▶ [TASK TO CARRY OUT] Don't copy the pictures; return every other part of the records exactly.

┄┄┄┄┄┄┄┄┄┄┄┄┄┄┄┄┄┄┄┄

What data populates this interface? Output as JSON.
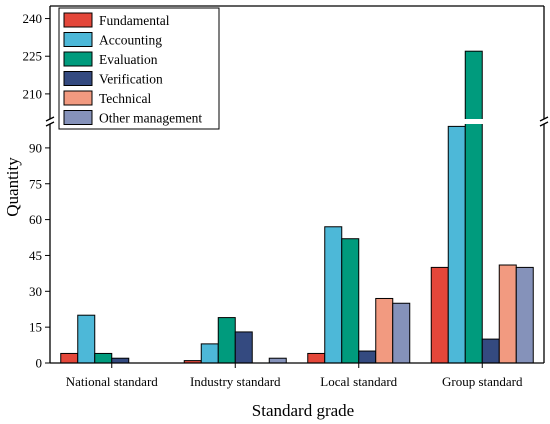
{
  "chart_data": {
    "type": "bar",
    "title": "",
    "xlabel": "Standard grade",
    "ylabel": "Quantity",
    "categories": [
      "National standard",
      "Industry standard",
      "Local standard",
      "Group standard"
    ],
    "series": [
      {
        "name": "Fundamental",
        "color": "#E4473A",
        "values": [
          4,
          1,
          4,
          40
        ]
      },
      {
        "name": "Accounting",
        "color": "#4DB8D8",
        "values": [
          20,
          8,
          57,
          99
        ]
      },
      {
        "name": "Evaluation",
        "color": "#009B7D",
        "values": [
          4,
          19,
          52,
          227
        ]
      },
      {
        "name": "Verification",
        "color": "#344A80",
        "values": [
          2,
          13,
          5,
          10
        ]
      },
      {
        "name": "Technical",
        "color": "#F29A80",
        "values": [
          0,
          0,
          27,
          41
        ]
      },
      {
        "name": "Other management",
        "color": "#8592BA",
        "values": [
          0,
          2,
          25,
          40
        ]
      }
    ],
    "y_axis_break": {
      "lower_segment": [
        0,
        100
      ],
      "upper_segment": [
        200,
        245
      ]
    },
    "y_ticks": [
      0,
      15,
      30,
      45,
      60,
      75,
      90,
      210,
      225,
      240
    ],
    "legend_position": "top-left",
    "grid": false
  }
}
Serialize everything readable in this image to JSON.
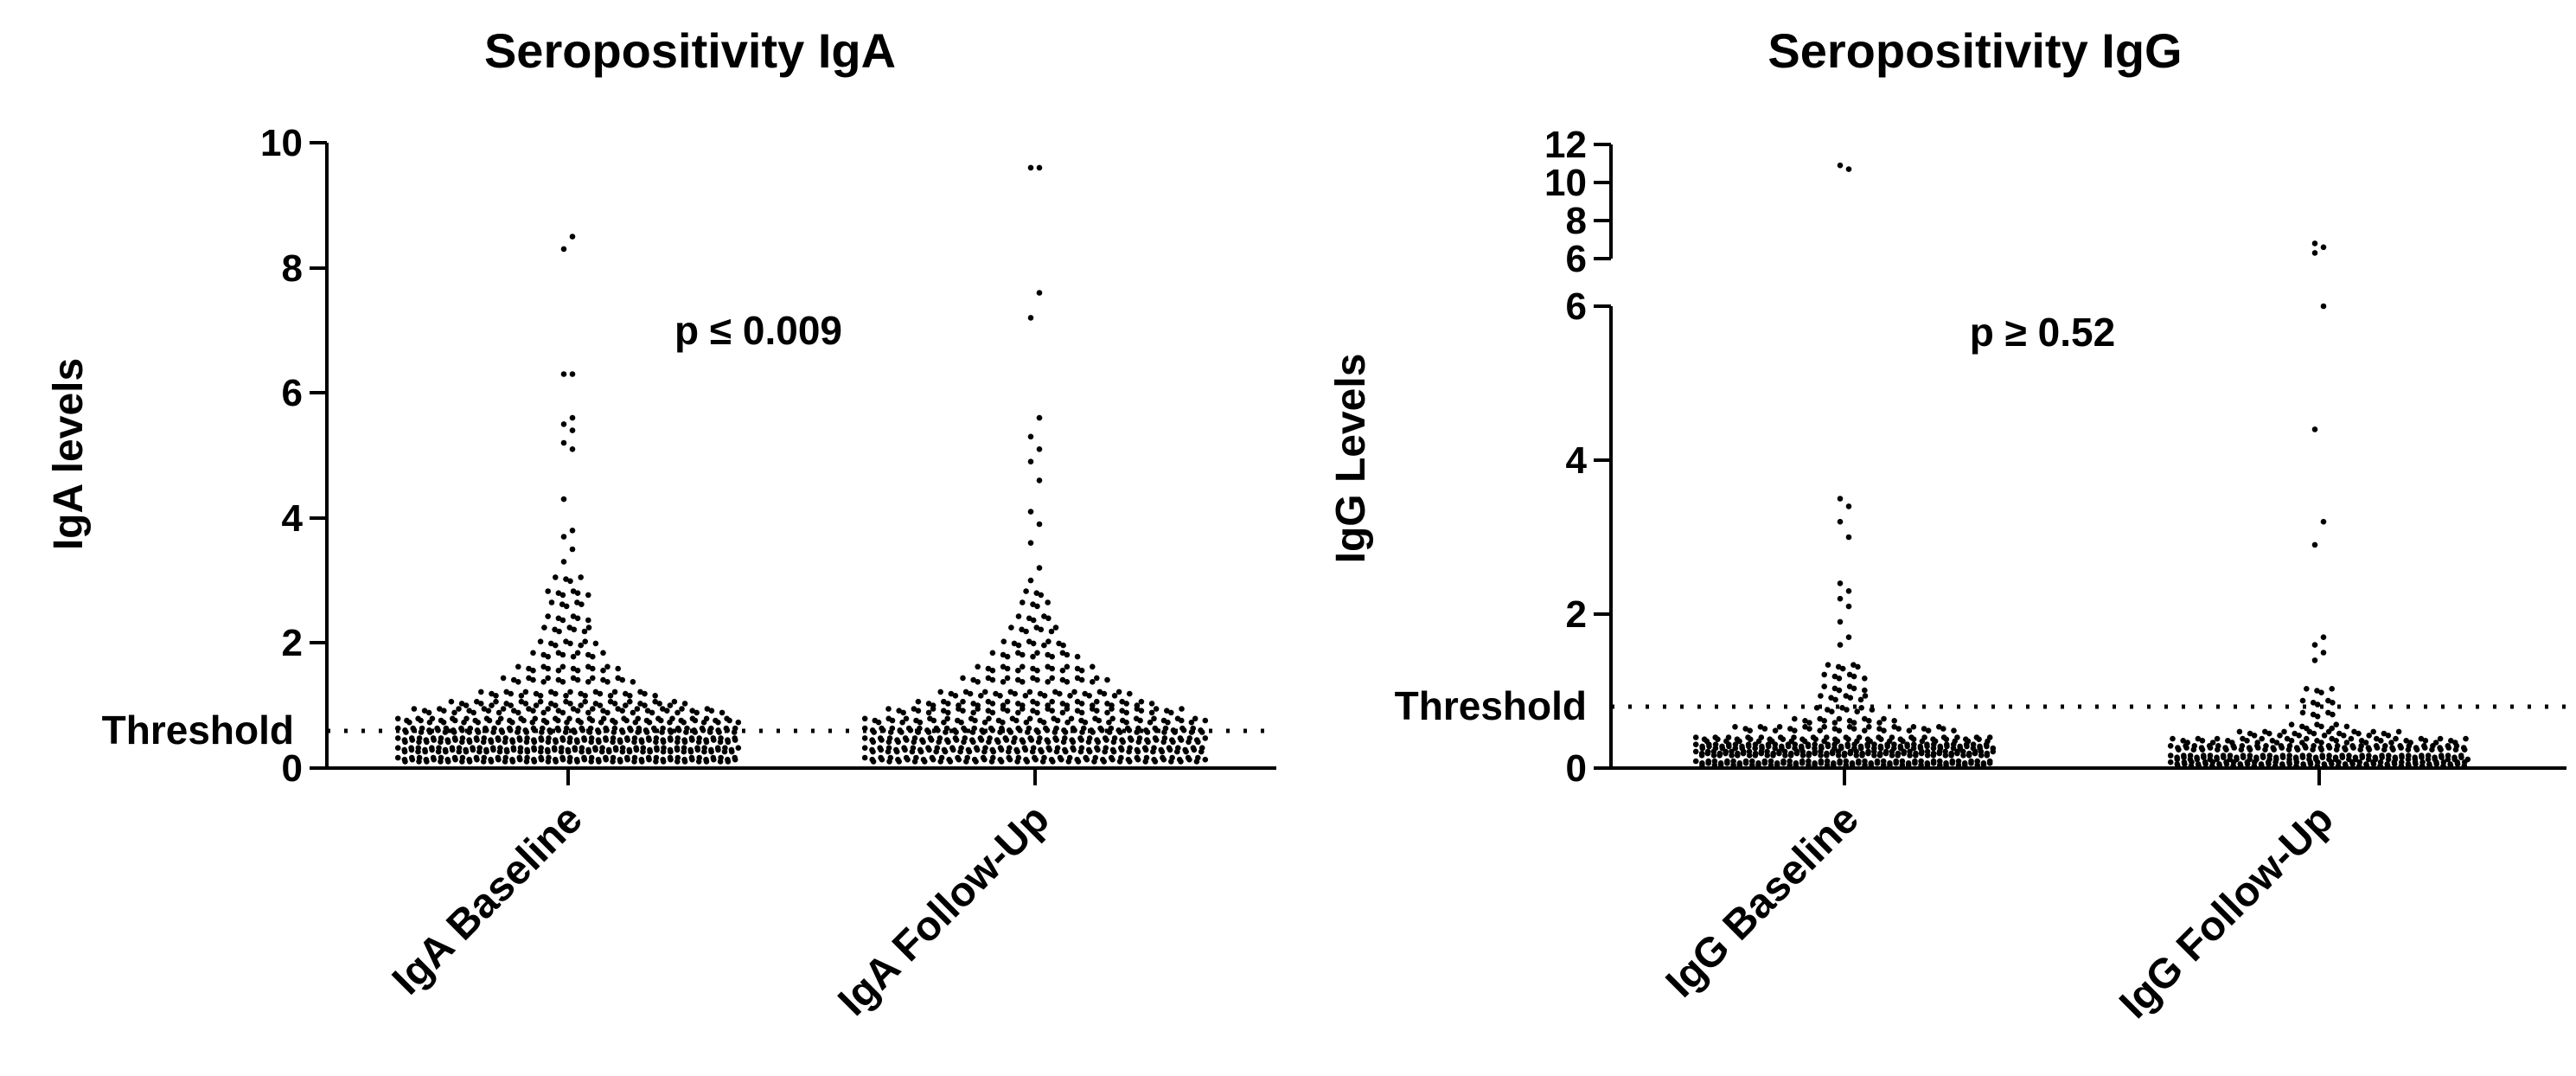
{
  "chart_data": [
    {
      "type": "scatter",
      "subtype": "beeswarm",
      "title": "Seropositivity IgA",
      "ylabel": "IgA levels",
      "xlabel": "",
      "ylim": [
        0,
        10
      ],
      "yticks": [
        "0",
        "2",
        "4",
        "6",
        "8",
        "10"
      ],
      "categories": [
        "IgA Baseline",
        "IgA Follow-Up"
      ],
      "annotation": "p ≤ 0.009",
      "threshold": {
        "label": "Threshold",
        "value": 0.6
      },
      "series": [
        {
          "name": "IgA Baseline",
          "bins": [
            {
              "y": 0.15,
              "n": 95
            },
            {
              "y": 0.3,
              "n": 100
            },
            {
              "y": 0.45,
              "n": 95
            },
            {
              "y": 0.6,
              "n": 85
            },
            {
              "y": 0.75,
              "n": 60
            },
            {
              "y": 0.9,
              "n": 42
            },
            {
              "y": 1.05,
              "n": 32
            },
            {
              "y": 1.2,
              "n": 24
            },
            {
              "y": 1.4,
              "n": 18
            },
            {
              "y": 1.6,
              "n": 14
            },
            {
              "y": 1.8,
              "n": 10
            },
            {
              "y": 2.0,
              "n": 8
            },
            {
              "y": 2.2,
              "n": 7
            },
            {
              "y": 2.4,
              "n": 6
            },
            {
              "y": 2.6,
              "n": 5
            },
            {
              "y": 2.8,
              "n": 6
            },
            {
              "y": 3.0,
              "n": 4
            }
          ],
          "outliers": [
            3.3,
            3.5,
            3.7,
            3.8,
            4.3,
            5.1,
            5.2,
            5.4,
            5.5,
            5.6,
            6.3,
            6.3,
            8.3,
            8.5
          ]
        },
        {
          "name": "IgA Follow-Up",
          "bins": [
            {
              "y": 0.15,
              "n": 80
            },
            {
              "y": 0.3,
              "n": 85
            },
            {
              "y": 0.45,
              "n": 82
            },
            {
              "y": 0.6,
              "n": 75
            },
            {
              "y": 0.75,
              "n": 50
            },
            {
              "y": 0.9,
              "n": 40
            },
            {
              "y": 1.05,
              "n": 32
            },
            {
              "y": 1.2,
              "n": 26
            },
            {
              "y": 1.4,
              "n": 20
            },
            {
              "y": 1.6,
              "n": 16
            },
            {
              "y": 1.8,
              "n": 12
            },
            {
              "y": 2.0,
              "n": 9
            },
            {
              "y": 2.2,
              "n": 7
            },
            {
              "y": 2.4,
              "n": 5
            },
            {
              "y": 2.6,
              "n": 4
            },
            {
              "y": 2.8,
              "n": 3
            }
          ],
          "outliers": [
            3.0,
            3.2,
            3.6,
            3.9,
            4.1,
            4.6,
            4.9,
            5.1,
            5.3,
            5.6,
            7.2,
            7.6,
            9.6,
            9.6
          ]
        }
      ]
    },
    {
      "type": "scatter",
      "subtype": "beeswarm",
      "title": "Seropositivity IgG",
      "ylabel": "IgG Levels",
      "xlabel": "",
      "ylim": [
        0,
        6
      ],
      "ylim_break_upper": [
        6,
        12
      ],
      "yticks": [
        "0",
        "2",
        "4",
        "6"
      ],
      "yticks_upper": [
        "6",
        "8",
        "10",
        "12"
      ],
      "categories": [
        "IgG Baseline",
        "IgG Follow-Up"
      ],
      "annotation": "p ≥ 0.52",
      "threshold": {
        "label": "Threshold",
        "value": 0.8
      },
      "series": [
        {
          "name": "IgG Baseline",
          "bins": [
            {
              "y": 0.08,
              "n": 95
            },
            {
              "y": 0.18,
              "n": 100
            },
            {
              "y": 0.28,
              "n": 90
            },
            {
              "y": 0.38,
              "n": 55
            },
            {
              "y": 0.5,
              "n": 30
            },
            {
              "y": 0.62,
              "n": 14
            },
            {
              "y": 0.75,
              "n": 8
            },
            {
              "y": 0.9,
              "n": 7
            },
            {
              "y": 1.05,
              "n": 6
            },
            {
              "y": 1.2,
              "n": 6
            },
            {
              "y": 1.3,
              "n": 5
            }
          ],
          "outliers": [
            1.6,
            1.7,
            1.9,
            2.1,
            2.2,
            2.3,
            2.4,
            3.0,
            3.2,
            3.4,
            3.5,
            10.7,
            10.9
          ]
        },
        {
          "name": "IgG Follow-Up",
          "bins": [
            {
              "y": 0.06,
              "n": 85
            },
            {
              "y": 0.15,
              "n": 90
            },
            {
              "y": 0.25,
              "n": 75
            },
            {
              "y": 0.35,
              "n": 40
            },
            {
              "y": 0.45,
              "n": 22
            },
            {
              "y": 0.55,
              "n": 8
            },
            {
              "y": 0.7,
              "n": 5
            },
            {
              "y": 0.85,
              "n": 5
            },
            {
              "y": 1.0,
              "n": 4
            }
          ],
          "outliers": [
            1.4,
            1.5,
            1.6,
            1.7,
            2.9,
            3.2,
            4.4,
            6.0,
            6.3,
            6.6,
            6.8
          ]
        }
      ]
    }
  ]
}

┄┄┄┄┄┄┄┄┄┄┄┄┄┄┄┄┄┄┄┄

▶ [SOLUTION TO THE EXERCISE]
What data populates this interface? Output as JSON.
{
  "chart_data": {
    "type": "bar",
    "title": "",
    "xlabel": "Standard grade",
    "ylabel": "Quantity",
    "categories": [
      "National standard",
      "Industry standard",
      "Local standard",
      "Group standard"
    ],
    "series": [
      {
        "name": "Fundamental",
        "color": "#E4473A",
        "values": [
          4,
          1,
          4,
          40
        ]
      },
      {
        "name": "Accounting",
        "color": "#4DB8D8",
        "values": [
          20,
          8,
          57,
          99
        ]
      },
      {
        "name": "Evaluation",
        "color": "#009B7D",
        "values": [
          4,
          19,
          52,
          227
        ]
      },
      {
        "name": "Verification",
        "color": "#344A80",
        "values": [
          2,
          13,
          5,
          10
        ]
      },
      {
        "name": "Technical",
        "color": "#F29A80",
        "values": [
          0,
          0,
          27,
          41
        ]
      },
      {
        "name": "Other management",
        "color": "#8592BA",
        "values": [
          0,
          2,
          25,
          40
        ]
      }
    ],
    "y_axis_break": {
      "lower_segment": [
        0,
        100
      ],
      "upper_segment": [
        200,
        245
      ]
    },
    "y_ticks": [
      0,
      15,
      30,
      45,
      60,
      75,
      90,
      210,
      225,
      240
    ],
    "legend_position": "top-left",
    "grid": false
  }
}
Serialize everything readable in this image to JSON.
{
  "chart_data": [
    {
      "type": "scatter",
      "subtype": "beeswarm",
      "title": "Seropositivity IgA",
      "ylabel": "IgA levels",
      "xlabel": "",
      "ylim": [
        0,
        10
      ],
      "yticks": [
        "0",
        "2",
        "4",
        "6",
        "8",
        "10"
      ],
      "categories": [
        "IgA Baseline",
        "IgA Follow-Up"
      ],
      "annotation": "p ≤ 0.009",
      "threshold": {
        "label": "Threshold",
        "value": 0.6
      },
      "series": [
        {
          "name": "IgA Baseline",
          "bins": [
            {
              "y": 0.15,
              "n": 95
            },
            {
              "y": 0.3,
              "n": 100
            },
            {
              "y": 0.45,
              "n": 95
            },
            {
              "y": 0.6,
              "n": 85
            },
            {
              "y": 0.75,
              "n": 60
            },
            {
              "y": 0.9,
              "n": 42
            },
            {
              "y": 1.05,
              "n": 32
            },
            {
              "y": 1.2,
              "n": 24
            },
            {
              "y": 1.4,
              "n": 18
            },
            {
              "y": 1.6,
              "n": 14
            },
            {
              "y": 1.8,
              "n": 10
            },
            {
              "y": 2.0,
              "n": 8
            },
            {
              "y": 2.2,
              "n": 7
            },
            {
              "y": 2.4,
              "n": 6
            },
            {
              "y": 2.6,
              "n": 5
            },
            {
              "y": 2.8,
              "n": 6
            },
            {
              "y": 3.0,
              "n": 4
            }
          ],
          "outliers": [
            3.3,
            3.5,
            3.7,
            3.8,
            4.3,
            5.1,
            5.2,
            5.4,
            5.5,
            5.6,
            6.3,
            6.3,
            8.3,
            8.5
          ]
        },
        {
          "name": "IgA Follow-Up",
          "bins": [
            {
              "y": 0.15,
              "n": 80
            },
            {
              "y": 0.3,
              "n": 85
            },
            {
              "y": 0.45,
              "n": 82
            },
            {
              "y": 0.6,
              "n": 75
            },
            {
              "y": 0.75,
              "n": 50
            },
            {
              "y": 0.9,
              "n": 40
            },
            {
              "y": 1.05,
              "n": 32
            },
            {
              "y": 1.2,
              "n": 26
            },
            {
              "y": 1.4,
              "n": 20
            },
            {
              "y": 1.6,
              "n": 16
            },
            {
              "y": 1.8,
              "n": 12
            },
            {
              "y": 2.0,
              "n": 9
            },
            {
              "y": 2.2,
              "n": 7
            },
            {
              "y": 2.4,
              "n": 5
            },
            {
              "y": 2.6,
              "n": 4
            },
            {
              "y": 2.8,
              "n": 3
            }
          ],
          "outliers": [
            3.0,
            3.2,
            3.6,
            3.9,
            4.1,
            4.6,
            4.9,
            5.1,
            5.3,
            5.6,
            7.2,
            7.6,
            9.6,
            9.6
          ]
        }
      ]
    },
    {
      "type": "scatter",
      "subtype": "beeswarm",
      "title": "Seropositivity IgG",
      "ylabel": "IgG Levels",
      "xlabel": "",
      "ylim": [
        0,
        6
      ],
      "ylim_break_upper": [
        6,
        12
      ],
      "yticks": [
        "0",
        "2",
        "4",
        "6"
      ],
      "yticks_upper": [
        "6",
        "8",
        "10",
        "12"
      ],
      "categories": [
        "IgG Baseline",
        "IgG Follow-Up"
      ],
      "annotation": "p ≥ 0.52",
      "threshold": {
        "label": "Threshold",
        "value": 0.8
      },
      "series": [
        {
          "name": "IgG Baseline",
          "bins": [
            {
              "y": 0.08,
              "n": 95
            },
            {
              "y": 0.18,
              "n": 100
            },
            {
              "y": 0.28,
              "n": 90
            },
            {
              "y": 0.38,
              "n": 55
            },
            {
              "y": 0.5,
              "n": 30
            },
            {
              "y": 0.62,
              "n": 14
            },
            {
              "y": 0.75,
              "n": 8
            },
            {
              "y": 0.9,
              "n": 7
            },
            {
              "y": 1.05,
              "n": 6
            },
            {
              "y": 1.2,
              "n": 6
            },
            {
              "y": 1.3,
              "n": 5
            }
          ],
          "outliers": [
            1.6,
            1.7,
            1.9,
            2.1,
            2.2,
            2.3,
            2.4,
            3.0,
            3.2,
            3.4,
            3.5,
            10.7,
            10.9
          ]
        },
        {
          "name": "IgG Follow-Up",
          "bins": [
            {
              "y": 0.06,
              "n": 85
            },
            {
              "y": 0.15,
              "n": 90
            },
            {
              "y": 0.25,
              "n": 75
            },
            {
              "y": 0.35,
              "n": 40
            },
            {
              "y": 0.45,
              "n": 22
            },
            {
              "y": 0.55,
              "n": 8
            },
            {
              "y": 0.7,
              "n": 5
            },
            {
              "y": 0.85,
              "n": 5
            },
            {
              "y": 1.0,
              "n": 4
            }
          ],
          "outliers": [
            1.4,
            1.5,
            1.6,
            1.7,
            2.9,
            3.2,
            4.4,
            6.0,
            6.3,
            6.6,
            6.8
          ]
        }
      ]
    }
  ]
}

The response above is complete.